What is being asked
The listing below must be repeated word for word, with its images excluded.

(Figure content listings)

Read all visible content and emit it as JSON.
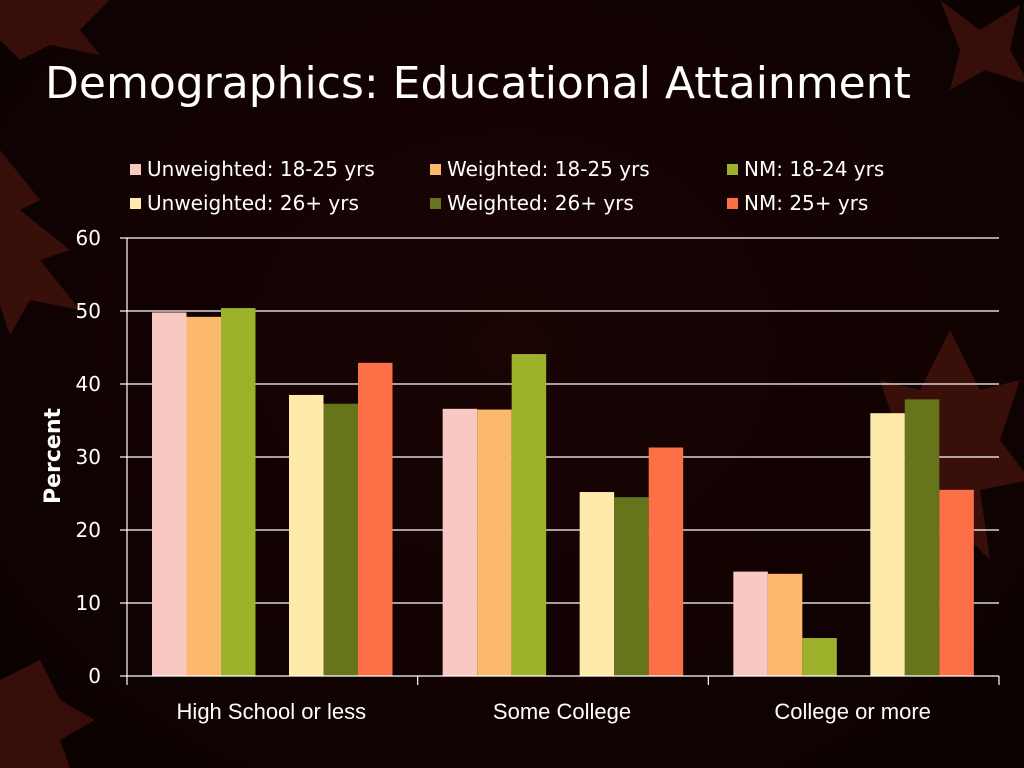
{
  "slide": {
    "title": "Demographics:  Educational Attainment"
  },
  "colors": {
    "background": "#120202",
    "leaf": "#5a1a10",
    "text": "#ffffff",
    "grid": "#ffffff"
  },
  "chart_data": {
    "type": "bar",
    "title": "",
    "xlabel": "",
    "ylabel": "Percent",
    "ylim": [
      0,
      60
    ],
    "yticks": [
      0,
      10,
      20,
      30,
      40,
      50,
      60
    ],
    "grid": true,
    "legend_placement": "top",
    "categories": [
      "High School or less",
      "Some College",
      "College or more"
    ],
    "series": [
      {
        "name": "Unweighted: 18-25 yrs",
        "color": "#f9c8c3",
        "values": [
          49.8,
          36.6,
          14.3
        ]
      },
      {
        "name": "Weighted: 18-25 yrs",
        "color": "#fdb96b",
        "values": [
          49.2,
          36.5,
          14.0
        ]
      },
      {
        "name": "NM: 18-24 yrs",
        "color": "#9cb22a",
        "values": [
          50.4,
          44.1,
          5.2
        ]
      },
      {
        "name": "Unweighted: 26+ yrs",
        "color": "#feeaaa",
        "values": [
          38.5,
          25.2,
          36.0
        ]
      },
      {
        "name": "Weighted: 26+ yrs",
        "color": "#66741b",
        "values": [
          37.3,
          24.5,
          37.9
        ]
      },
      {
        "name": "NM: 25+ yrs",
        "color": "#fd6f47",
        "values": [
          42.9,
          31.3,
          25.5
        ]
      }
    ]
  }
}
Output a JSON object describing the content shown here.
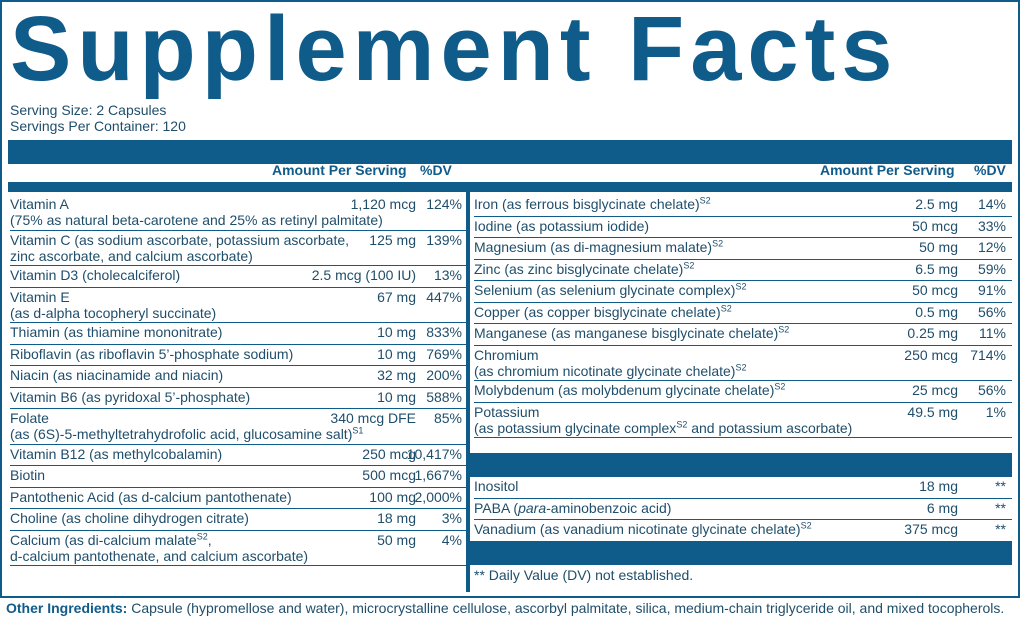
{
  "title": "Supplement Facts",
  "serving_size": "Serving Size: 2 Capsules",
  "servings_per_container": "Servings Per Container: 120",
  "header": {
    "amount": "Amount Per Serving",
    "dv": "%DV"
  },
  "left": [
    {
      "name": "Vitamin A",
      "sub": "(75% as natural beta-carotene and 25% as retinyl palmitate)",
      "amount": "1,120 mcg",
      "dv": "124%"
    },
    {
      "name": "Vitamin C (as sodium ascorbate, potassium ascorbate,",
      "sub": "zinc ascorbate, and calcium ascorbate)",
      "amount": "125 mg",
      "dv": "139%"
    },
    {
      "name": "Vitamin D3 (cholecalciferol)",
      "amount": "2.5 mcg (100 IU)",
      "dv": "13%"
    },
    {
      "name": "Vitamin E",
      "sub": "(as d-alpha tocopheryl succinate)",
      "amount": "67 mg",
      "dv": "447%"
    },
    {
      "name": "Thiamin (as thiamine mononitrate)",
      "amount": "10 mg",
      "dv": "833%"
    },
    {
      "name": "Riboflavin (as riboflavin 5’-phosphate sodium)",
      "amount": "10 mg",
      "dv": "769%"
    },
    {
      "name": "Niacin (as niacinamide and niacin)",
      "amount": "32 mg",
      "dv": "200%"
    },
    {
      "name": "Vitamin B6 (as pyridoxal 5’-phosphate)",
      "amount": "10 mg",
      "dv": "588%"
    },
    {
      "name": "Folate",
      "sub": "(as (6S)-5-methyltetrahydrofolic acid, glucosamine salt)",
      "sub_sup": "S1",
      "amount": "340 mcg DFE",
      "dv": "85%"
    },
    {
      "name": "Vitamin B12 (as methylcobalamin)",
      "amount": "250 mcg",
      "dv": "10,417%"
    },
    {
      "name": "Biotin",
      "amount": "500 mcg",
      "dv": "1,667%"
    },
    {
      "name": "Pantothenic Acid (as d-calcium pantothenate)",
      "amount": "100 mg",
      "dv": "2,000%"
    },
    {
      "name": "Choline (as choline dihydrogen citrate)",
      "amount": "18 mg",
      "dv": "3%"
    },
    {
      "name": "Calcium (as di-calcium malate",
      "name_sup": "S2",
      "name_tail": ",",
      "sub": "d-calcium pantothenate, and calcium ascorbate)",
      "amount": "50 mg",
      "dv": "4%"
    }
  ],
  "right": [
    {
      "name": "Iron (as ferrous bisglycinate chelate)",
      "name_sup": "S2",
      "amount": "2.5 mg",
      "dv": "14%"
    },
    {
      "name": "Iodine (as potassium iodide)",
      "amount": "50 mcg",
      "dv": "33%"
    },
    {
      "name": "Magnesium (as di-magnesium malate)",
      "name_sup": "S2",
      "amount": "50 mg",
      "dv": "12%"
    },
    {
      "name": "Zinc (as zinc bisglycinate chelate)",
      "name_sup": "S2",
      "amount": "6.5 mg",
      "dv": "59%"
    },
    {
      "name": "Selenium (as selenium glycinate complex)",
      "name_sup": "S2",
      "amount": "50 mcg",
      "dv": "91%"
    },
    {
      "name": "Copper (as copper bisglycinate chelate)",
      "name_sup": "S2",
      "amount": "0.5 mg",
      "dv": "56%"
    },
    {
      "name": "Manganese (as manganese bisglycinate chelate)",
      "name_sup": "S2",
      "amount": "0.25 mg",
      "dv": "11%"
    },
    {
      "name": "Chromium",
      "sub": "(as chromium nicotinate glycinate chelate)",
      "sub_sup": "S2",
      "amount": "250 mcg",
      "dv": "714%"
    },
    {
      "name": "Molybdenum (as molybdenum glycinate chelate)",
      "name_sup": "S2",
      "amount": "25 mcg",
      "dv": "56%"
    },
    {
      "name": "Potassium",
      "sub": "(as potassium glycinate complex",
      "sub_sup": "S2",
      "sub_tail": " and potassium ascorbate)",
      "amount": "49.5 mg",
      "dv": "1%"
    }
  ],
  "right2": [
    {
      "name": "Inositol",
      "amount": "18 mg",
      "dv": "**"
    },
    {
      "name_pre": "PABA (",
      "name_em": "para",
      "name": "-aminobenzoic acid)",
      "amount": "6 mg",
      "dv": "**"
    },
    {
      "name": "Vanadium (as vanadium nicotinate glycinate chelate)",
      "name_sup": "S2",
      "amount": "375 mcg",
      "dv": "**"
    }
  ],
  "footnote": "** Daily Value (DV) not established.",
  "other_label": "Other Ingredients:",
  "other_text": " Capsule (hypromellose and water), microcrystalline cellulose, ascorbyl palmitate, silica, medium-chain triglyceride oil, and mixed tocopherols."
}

Answer to this task
Read all visible content and emit it as JSON.
{
  "slide": {
    "title": "Demographics:  Educational Attainment"
  },
  "colors": {
    "background": "#120202",
    "leaf": "#5a1a10",
    "text": "#ffffff",
    "grid": "#ffffff"
  },
  "chart_data": {
    "type": "bar",
    "title": "",
    "xlabel": "",
    "ylabel": "Percent",
    "ylim": [
      0,
      60
    ],
    "yticks": [
      0,
      10,
      20,
      30,
      40,
      50,
      60
    ],
    "grid": true,
    "legend_placement": "top",
    "categories": [
      "High School or less",
      "Some College",
      "College or more"
    ],
    "series": [
      {
        "name": "Unweighted: 18-25 yrs",
        "color": "#f9c8c3",
        "values": [
          49.8,
          36.6,
          14.3
        ]
      },
      {
        "name": "Weighted: 18-25 yrs",
        "color": "#fdb96b",
        "values": [
          49.2,
          36.5,
          14.0
        ]
      },
      {
        "name": "NM: 18-24 yrs",
        "color": "#9cb22a",
        "values": [
          50.4,
          44.1,
          5.2
        ]
      },
      {
        "name": "Unweighted: 26+ yrs",
        "color": "#feeaaa",
        "values": [
          38.5,
          25.2,
          36.0
        ]
      },
      {
        "name": "Weighted: 26+ yrs",
        "color": "#66741b",
        "values": [
          37.3,
          24.5,
          37.9
        ]
      },
      {
        "name": "NM: 25+ yrs",
        "color": "#fd6f47",
        "values": [
          42.9,
          31.3,
          25.5
        ]
      }
    ]
  }
}
Output a JSON object describing the content shown here.
{
  "title": "Supplement Facts",
  "serving_size": "Serving Size: 2 Capsules",
  "servings_per_container": "Servings Per Container: 120",
  "header": {
    "amount": "Amount Per Serving",
    "dv": "%DV"
  },
  "left": [
    {
      "name": "Vitamin A",
      "sub": "(75% as natural beta-carotene and 25% as retinyl palmitate)",
      "amount": "1,120 mcg",
      "dv": "124%"
    },
    {
      "name": "Vitamin C (as sodium ascorbate, potassium ascorbate,",
      "sub": "zinc ascorbate, and calcium ascorbate)",
      "amount": "125 mg",
      "dv": "139%"
    },
    {
      "name": "Vitamin D3 (cholecalciferol)",
      "amount": "2.5 mcg (100 IU)",
      "dv": "13%"
    },
    {
      "name": "Vitamin E",
      "sub": "(as d-alpha tocopheryl succinate)",
      "amount": "67 mg",
      "dv": "447%"
    },
    {
      "name": "Thiamin (as thiamine mononitrate)",
      "amount": "10 mg",
      "dv": "833%"
    },
    {
      "name": "Riboflavin (as riboflavin 5’-phosphate sodium)",
      "amount": "10 mg",
      "dv": "769%"
    },
    {
      "name": "Niacin (as niacinamide and niacin)",
      "amount": "32 mg",
      "dv": "200%"
    },
    {
      "name": "Vitamin B6 (as pyridoxal 5’-phosphate)",
      "amount": "10 mg",
      "dv": "588%"
    },
    {
      "name": "Folate",
      "sub": "(as (6S)-5-methyltetrahydrofolic acid, glucosamine salt)",
      "sub_sup": "S1",
      "amount": "340 mcg DFE",
      "dv": "85%"
    },
    {
      "name": "Vitamin B12 (as methylcobalamin)",
      "amount": "250 mcg",
      "dv": "10,417%"
    },
    {
      "name": "Biotin",
      "amount": "500 mcg",
      "dv": "1,667%"
    },
    {
      "name": "Pantothenic Acid (as d-calcium pantothenate)",
      "amount": "100 mg",
      "dv": "2,000%"
    },
    {
      "name": "Choline (as choline dihydrogen citrate)",
      "amount": "18 mg",
      "dv": "3%"
    },
    {
      "name": "Calcium (as di-calcium malate",
      "name_sup": "S2",
      "name_tail": ",",
      "sub": "d-calcium pantothenate, and calcium ascorbate)",
      "amount": "50 mg",
      "dv": "4%"
    }
  ],
  "right": [
    {
      "name": "Iron (as ferrous bisglycinate chelate)",
      "name_sup": "S2",
      "amount": "2.5 mg",
      "dv": "14%"
    },
    {
      "name": "Iodine (as potassium iodide)",
      "amount": "50 mcg",
      "dv": "33%"
    },
    {
      "name": "Magnesium (as di-magnesium malate)",
      "name_sup": "S2",
      "amount": "50 mg",
      "dv": "12%"
    },
    {
      "name": "Zinc (as zinc bisglycinate chelate)",
      "name_sup": "S2",
      "amount": "6.5 mg",
      "dv": "59%"
    },
    {
      "name": "Selenium (as selenium glycinate complex)",
      "name_sup": "S2",
      "amount": "50 mcg",
      "dv": "91%"
    },
    {
      "name": "Copper (as copper bisglycinate chelate)",
      "name_sup": "S2",
      "amount": "0.5 mg",
      "dv": "56%"
    },
    {
      "name": "Manganese (as manganese bisglycinate chelate)",
      "name_sup": "S2",
      "amount": "0.25 mg",
      "dv": "11%"
    },
    {
      "name": "Chromium",
      "sub": "(as chromium nicotinate glycinate chelate)",
      "sub_sup": "S2",
      "amount": "250 mcg",
      "dv": "714%"
    },
    {
      "name": "Molybdenum (as molybdenum glycinate chelate)",
      "name_sup": "S2",
      "amount": "25 mcg",
      "dv": "56%"
    },
    {
      "name": "Potassium",
      "sub": "(as potassium glycinate complex",
      "sub_sup": "S2",
      "sub_tail": " and potassium ascorbate)",
      "amount": "49.5 mg",
      "dv": "1%"
    }
  ],
  "right2": [
    {
      "name": "Inositol",
      "amount": "18 mg",
      "dv": "**"
    },
    {
      "name_pre": "PABA (",
      "name_em": "para",
      "name": "-aminobenzoic acid)",
      "amount": "6 mg",
      "dv": "**"
    },
    {
      "name": "Vanadium (as vanadium nicotinate glycinate chelate)",
      "name_sup": "S2",
      "amount": "375 mcg",
      "dv": "**"
    }
  ],
  "footnote": "** Daily Value (DV) not established.",
  "other_label": "Other Ingredients:",
  "other_text": " Capsule (hypromellose and water), microcrystalline cellulose, ascorbyl palmitate, silica, medium-chain triglyceride oil, and mixed tocopherols."
}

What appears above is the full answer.